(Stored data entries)

··········

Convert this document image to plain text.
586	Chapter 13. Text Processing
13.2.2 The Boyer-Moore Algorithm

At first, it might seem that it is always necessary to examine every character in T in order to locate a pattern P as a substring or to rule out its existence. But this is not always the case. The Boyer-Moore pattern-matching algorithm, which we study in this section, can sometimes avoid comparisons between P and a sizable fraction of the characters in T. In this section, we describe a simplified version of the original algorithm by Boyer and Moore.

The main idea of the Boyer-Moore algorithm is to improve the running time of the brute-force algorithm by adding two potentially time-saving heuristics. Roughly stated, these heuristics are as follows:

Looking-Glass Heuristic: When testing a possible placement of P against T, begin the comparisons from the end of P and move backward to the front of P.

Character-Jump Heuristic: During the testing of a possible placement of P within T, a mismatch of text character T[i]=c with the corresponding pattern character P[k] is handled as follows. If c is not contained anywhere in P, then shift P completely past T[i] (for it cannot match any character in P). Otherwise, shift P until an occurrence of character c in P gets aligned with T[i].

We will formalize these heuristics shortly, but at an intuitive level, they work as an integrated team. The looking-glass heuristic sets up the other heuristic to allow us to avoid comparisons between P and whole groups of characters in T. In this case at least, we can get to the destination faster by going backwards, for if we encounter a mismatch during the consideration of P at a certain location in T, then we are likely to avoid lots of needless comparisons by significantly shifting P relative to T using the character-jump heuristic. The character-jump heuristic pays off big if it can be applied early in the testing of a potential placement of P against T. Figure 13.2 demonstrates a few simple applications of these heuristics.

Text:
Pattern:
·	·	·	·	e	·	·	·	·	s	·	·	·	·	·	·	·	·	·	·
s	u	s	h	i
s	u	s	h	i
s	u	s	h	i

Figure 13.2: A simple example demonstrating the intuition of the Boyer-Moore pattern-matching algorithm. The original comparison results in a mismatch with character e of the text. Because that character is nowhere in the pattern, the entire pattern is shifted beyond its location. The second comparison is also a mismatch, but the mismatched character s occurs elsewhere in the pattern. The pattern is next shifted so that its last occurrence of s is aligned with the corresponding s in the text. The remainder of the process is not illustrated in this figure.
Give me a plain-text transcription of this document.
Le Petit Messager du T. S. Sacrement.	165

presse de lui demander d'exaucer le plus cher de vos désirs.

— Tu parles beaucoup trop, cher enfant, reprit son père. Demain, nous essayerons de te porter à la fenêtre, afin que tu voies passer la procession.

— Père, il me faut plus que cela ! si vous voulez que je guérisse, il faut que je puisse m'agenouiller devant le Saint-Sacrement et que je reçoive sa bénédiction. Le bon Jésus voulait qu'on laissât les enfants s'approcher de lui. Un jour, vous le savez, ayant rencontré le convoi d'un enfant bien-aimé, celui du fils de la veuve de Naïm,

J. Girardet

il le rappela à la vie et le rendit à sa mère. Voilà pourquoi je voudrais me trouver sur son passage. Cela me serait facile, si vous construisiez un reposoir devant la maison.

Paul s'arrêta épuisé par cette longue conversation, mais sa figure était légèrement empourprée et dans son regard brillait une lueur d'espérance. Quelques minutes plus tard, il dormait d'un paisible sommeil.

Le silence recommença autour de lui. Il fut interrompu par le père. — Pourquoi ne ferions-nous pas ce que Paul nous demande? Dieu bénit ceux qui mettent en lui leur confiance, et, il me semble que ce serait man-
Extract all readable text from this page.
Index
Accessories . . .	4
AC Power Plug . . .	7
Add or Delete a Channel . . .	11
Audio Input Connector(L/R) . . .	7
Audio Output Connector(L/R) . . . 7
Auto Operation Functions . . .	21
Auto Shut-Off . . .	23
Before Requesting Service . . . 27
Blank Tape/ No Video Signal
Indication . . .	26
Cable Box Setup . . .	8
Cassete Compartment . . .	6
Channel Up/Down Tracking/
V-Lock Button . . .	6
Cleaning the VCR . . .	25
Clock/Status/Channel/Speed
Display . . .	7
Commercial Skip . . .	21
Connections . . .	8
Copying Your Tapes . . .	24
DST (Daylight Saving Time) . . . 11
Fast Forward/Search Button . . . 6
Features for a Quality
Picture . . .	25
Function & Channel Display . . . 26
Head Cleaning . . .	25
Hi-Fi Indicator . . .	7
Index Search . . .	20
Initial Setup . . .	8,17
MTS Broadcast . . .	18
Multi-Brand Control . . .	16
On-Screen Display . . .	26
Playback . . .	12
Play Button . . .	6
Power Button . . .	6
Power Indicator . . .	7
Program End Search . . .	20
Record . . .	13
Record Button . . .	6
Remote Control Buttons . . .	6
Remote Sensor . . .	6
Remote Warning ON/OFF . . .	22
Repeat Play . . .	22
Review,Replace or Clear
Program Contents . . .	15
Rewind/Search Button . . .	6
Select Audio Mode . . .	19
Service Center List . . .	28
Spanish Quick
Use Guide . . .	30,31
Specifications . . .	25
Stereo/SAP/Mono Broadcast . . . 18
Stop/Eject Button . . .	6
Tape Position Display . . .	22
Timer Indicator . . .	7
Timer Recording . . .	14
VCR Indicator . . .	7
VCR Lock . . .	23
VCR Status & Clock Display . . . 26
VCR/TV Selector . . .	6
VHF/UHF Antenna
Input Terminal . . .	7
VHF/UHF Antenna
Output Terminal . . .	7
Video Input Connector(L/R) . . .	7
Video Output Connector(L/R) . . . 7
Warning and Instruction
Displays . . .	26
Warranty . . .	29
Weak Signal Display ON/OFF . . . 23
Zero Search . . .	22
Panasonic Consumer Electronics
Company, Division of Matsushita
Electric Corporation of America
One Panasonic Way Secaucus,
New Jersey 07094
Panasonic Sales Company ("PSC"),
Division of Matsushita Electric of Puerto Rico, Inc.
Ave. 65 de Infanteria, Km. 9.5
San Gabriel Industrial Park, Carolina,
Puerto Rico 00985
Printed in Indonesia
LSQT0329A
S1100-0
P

··········

WHAT TO WORK ON -
Give the entries once more, exactly as they appear.

ANSWER TO THE TASK -
Convert this document image to plain text.
586	Chapter 13. Text Processing
13.2.2 The Boyer-Moore Algorithm

At first, it might seem that it is always necessary to examine every character in T in order to locate a pattern P as a substring or to rule out its existence. But this is not always the case. The Boyer-Moore pattern-matching algorithm, which we study in this section, can sometimes avoid comparisons between P and a sizable fraction of the characters in T. In this section, we describe a simplified version of the original algorithm by Boyer and Moore.

The main idea of the Boyer-Moore algorithm is to improve the running time of the brute-force algorithm by adding two potentially time-saving heuristics. Roughly stated, these heuristics are as follows:

Looking-Glass Heuristic: When testing a possible placement of P against T, begin the comparisons from the end of P and move backward to the front of P.

Character-Jump Heuristic: During the testing of a possible placement of P within T, a mismatch of text character T[i]=c with the corresponding pattern character P[k] is handled as follows. If c is not contained anywhere in P, then shift P completely past T[i] (for it cannot match any character in P). Otherwise, shift P until an occurrence of character c in P gets aligned with T[i].

We will formalize these heuristics shortly, but at an intuitive level, they work as an integrated team. The looking-glass heuristic sets up the other heuristic to allow us to avoid comparisons between P and whole groups of characters in T. In this case at least, we can get to the destination faster by going backwards, for if we encounter a mismatch during the consideration of P at a certain location in T, then we are likely to avoid lots of needless comparisons by significantly shifting P relative to T using the character-jump heuristic. The character-jump heuristic pays off big if it can be applied early in the testing of a potential placement of P against T. Figure 13.2 demonstrates a few simple applications of these heuristics.

Text:
Pattern:
·	·	·	·	e	·	·	·	·	s	·	·	·	·	·	·	·	·	·	·
s	u	s	h	i
s	u	s	h	i
s	u	s	h	i

Figure 13.2: A simple example demonstrating the intuition of the Boyer-Moore pattern-matching algorithm. The original comparison results in a mismatch with character e of the text. Because that character is nowhere in the pattern, the entire pattern is shifted beyond its location. The second comparison is also a mismatch, but the mismatched character s occurs elsewhere in the pattern. The pattern is next shifted so that its last occurrence of s is aligned with the corresponding s in the text. The remainder of the process is not illustrated in this figure.
Give me a plain-text transcription of this document.
Le Petit Messager du T. S. Sacrement.	165

presse de lui demander d'exaucer le plus cher de vos désirs.

— Tu parles beaucoup trop, cher enfant, reprit son père. Demain, nous essayerons de te porter à la fenêtre, afin que tu voies passer la procession.

— Père, il me faut plus que cela ! si vous voulez que je guérisse, il faut que je puisse m'agenouiller devant le Saint-Sacrement et que je reçoive sa bénédiction. Le bon Jésus voulait qu'on laissât les enfants s'approcher de lui. Un jour, vous le savez, ayant rencontré le convoi d'un enfant bien-aimé, celui du fils de la veuve de Naïm,

J. Girardet

il le rappela à la vie et le rendit à sa mère. Voilà pourquoi je voudrais me trouver sur son passage. Cela me serait facile, si vous construisiez un reposoir devant la maison.

Paul s'arrêta épuisé par cette longue conversation, mais sa figure était légèrement empourprée et dans son regard brillait une lueur d'espérance. Quelques minutes plus tard, il dormait d'un paisible sommeil.

Le silence recommença autour de lui. Il fut interrompu par le père. — Pourquoi ne ferions-nous pas ce que Paul nous demande? Dieu bénit ceux qui mettent en lui leur confiance, et, il me semble que ce serait man-
Extract all readable text from this page.
Index
Accessories . . .	4
AC Power Plug . . .	7
Add or Delete a Channel . . .	11
Audio Input Connector(L/R) . . .	7
Audio Output Connector(L/R) . . . 7
Auto Operation Functions . . .	21
Auto Shut-Off . . .	23
Before Requesting Service . . . 27
Blank Tape/ No Video Signal
Indication . . .	26
Cable Box Setup . . .	8
Cassete Compartment . . .	6
Channel Up/Down Tracking/
V-Lock Button . . .	6
Cleaning the VCR . . .	25
Clock/Status/Channel/Speed
Display . . .	7
Commercial Skip . . .	21
Connections . . .	8
Copying Your Tapes . . .	24
DST (Daylight Saving Time) . . . 11
Fast Forward/Search Button . . . 6
Features for a Quality
Picture . . .	25
Function & Channel Display . . . 26
Head Cleaning . . .	25
Hi-Fi Indicator . . .	7
Index Search . . .	20
Initial Setup . . .	8,17
MTS Broadcast . . .	18
Multi-Brand Control . . .	16
On-Screen Display . . .	26
Playback . . .	12
Play Button . . .	6
Power Button . . .	6
Power Indicator . . .	7
Program End Search . . .	20
Record . . .	13
Record Button . . .	6
Remote Control Buttons . . .	6
Remote Sensor . . .	6
Remote Warning ON/OFF . . .	22
Repeat Play . . .	22
Review,Replace or Clear
Program Contents . . .	15
Rewind/Search Button . . .	6
Select Audio Mode . . .	19
Service Center List . . .	28
Spanish Quick
Use Guide . . .	30,31
Specifications . . .	25
Stereo/SAP/Mono Broadcast . . . 18
Stop/Eject Button . . .	6
Tape Position Display . . .	22
Timer Indicator . . .	7
Timer Recording . . .	14
VCR Indicator . . .	7
VCR Lock . . .	23
VCR Status & Clock Display . . . 26
VCR/TV Selector . . .	6
VHF/UHF Antenna
Input Terminal . . .	7
VHF/UHF Antenna
Output Terminal . . .	7
Video Input Connector(L/R) . . .	7
Video Output Connector(L/R) . . . 7
Warning and Instruction
Displays . . .	26
Warranty . . .	29
Weak Signal Display ON/OFF . . . 23
Zero Search . . .	22
Panasonic Consumer Electronics
Company, Division of Matsushita
Electric Corporation of America
One Panasonic Way Secaucus,
New Jersey 07094
Panasonic Sales Company ("PSC"),
Division of Matsushita Electric of Puerto Rico, Inc.
Ave. 65 de Infanteria, Km. 9.5
San Gabriel Industrial Park, Carolina,
Puerto Rico 00985
Printed in Indonesia
LSQT0329A
S1100-0
P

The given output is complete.